== Exercise goal ==
Find how many lines hold the word "kurz" and give that number only.

● ● ● ● ● ● ●

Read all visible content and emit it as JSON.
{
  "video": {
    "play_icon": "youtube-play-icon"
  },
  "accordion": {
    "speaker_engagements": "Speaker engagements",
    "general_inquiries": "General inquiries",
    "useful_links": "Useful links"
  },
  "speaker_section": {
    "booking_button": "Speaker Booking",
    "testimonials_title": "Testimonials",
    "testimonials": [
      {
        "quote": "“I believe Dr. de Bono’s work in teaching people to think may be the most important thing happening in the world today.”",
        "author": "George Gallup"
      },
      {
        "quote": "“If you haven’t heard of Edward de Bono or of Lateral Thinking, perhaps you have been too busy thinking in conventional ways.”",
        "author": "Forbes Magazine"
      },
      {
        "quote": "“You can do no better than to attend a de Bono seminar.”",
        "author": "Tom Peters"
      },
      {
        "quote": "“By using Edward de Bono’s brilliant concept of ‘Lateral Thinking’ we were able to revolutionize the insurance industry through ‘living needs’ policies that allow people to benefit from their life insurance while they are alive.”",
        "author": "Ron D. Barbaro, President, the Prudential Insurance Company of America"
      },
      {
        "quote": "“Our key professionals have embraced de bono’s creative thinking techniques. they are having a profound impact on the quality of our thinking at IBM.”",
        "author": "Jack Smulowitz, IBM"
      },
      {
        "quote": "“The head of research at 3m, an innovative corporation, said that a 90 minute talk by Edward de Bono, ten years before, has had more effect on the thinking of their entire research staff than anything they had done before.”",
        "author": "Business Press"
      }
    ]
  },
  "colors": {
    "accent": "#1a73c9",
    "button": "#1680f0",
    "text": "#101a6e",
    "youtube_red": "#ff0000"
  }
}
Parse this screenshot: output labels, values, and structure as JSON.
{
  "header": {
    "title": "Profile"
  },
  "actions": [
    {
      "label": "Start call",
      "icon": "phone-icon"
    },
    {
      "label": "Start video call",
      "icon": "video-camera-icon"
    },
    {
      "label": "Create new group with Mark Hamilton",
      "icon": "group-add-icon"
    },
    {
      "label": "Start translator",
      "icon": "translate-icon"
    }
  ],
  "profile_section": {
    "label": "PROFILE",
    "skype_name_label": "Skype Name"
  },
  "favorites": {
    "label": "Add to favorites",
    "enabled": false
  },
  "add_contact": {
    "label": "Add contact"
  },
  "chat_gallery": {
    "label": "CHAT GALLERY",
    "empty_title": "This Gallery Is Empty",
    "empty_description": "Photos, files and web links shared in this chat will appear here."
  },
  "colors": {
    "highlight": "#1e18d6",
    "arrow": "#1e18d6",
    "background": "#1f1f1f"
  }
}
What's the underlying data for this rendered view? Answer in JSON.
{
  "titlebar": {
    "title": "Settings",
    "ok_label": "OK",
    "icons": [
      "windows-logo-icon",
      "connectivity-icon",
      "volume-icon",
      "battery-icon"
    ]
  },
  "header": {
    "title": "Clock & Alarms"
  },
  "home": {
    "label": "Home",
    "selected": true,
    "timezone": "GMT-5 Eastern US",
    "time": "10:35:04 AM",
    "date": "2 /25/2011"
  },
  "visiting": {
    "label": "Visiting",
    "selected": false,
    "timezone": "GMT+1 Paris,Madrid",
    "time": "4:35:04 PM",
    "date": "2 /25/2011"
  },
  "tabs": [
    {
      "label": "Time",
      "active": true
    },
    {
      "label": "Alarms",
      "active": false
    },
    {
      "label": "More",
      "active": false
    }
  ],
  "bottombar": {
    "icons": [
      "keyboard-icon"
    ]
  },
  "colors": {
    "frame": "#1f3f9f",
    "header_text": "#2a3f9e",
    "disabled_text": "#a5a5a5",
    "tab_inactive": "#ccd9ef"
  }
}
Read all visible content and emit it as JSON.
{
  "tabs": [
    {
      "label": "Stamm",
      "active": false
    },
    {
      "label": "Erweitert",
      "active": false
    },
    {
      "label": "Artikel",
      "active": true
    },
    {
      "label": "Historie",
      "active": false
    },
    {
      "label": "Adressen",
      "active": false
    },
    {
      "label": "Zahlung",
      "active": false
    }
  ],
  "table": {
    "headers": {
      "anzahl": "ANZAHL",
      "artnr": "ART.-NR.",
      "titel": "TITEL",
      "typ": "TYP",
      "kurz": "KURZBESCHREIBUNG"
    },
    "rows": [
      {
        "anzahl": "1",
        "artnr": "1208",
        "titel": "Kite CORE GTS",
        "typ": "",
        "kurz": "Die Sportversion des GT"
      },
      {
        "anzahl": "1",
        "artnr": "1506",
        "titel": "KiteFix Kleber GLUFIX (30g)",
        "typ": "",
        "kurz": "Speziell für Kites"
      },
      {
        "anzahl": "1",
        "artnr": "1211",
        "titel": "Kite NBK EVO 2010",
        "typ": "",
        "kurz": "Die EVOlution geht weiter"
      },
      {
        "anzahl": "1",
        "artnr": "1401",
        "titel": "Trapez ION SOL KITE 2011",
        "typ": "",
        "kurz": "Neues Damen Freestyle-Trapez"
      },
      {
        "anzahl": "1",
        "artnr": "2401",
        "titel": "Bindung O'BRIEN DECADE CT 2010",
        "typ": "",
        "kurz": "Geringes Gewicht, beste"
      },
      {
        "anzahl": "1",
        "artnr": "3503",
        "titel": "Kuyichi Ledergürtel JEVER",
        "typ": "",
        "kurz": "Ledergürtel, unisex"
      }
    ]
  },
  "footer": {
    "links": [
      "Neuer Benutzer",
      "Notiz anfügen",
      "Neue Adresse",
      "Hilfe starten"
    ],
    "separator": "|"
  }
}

● ● ● ● ● ● ●

== Exercise result ==
7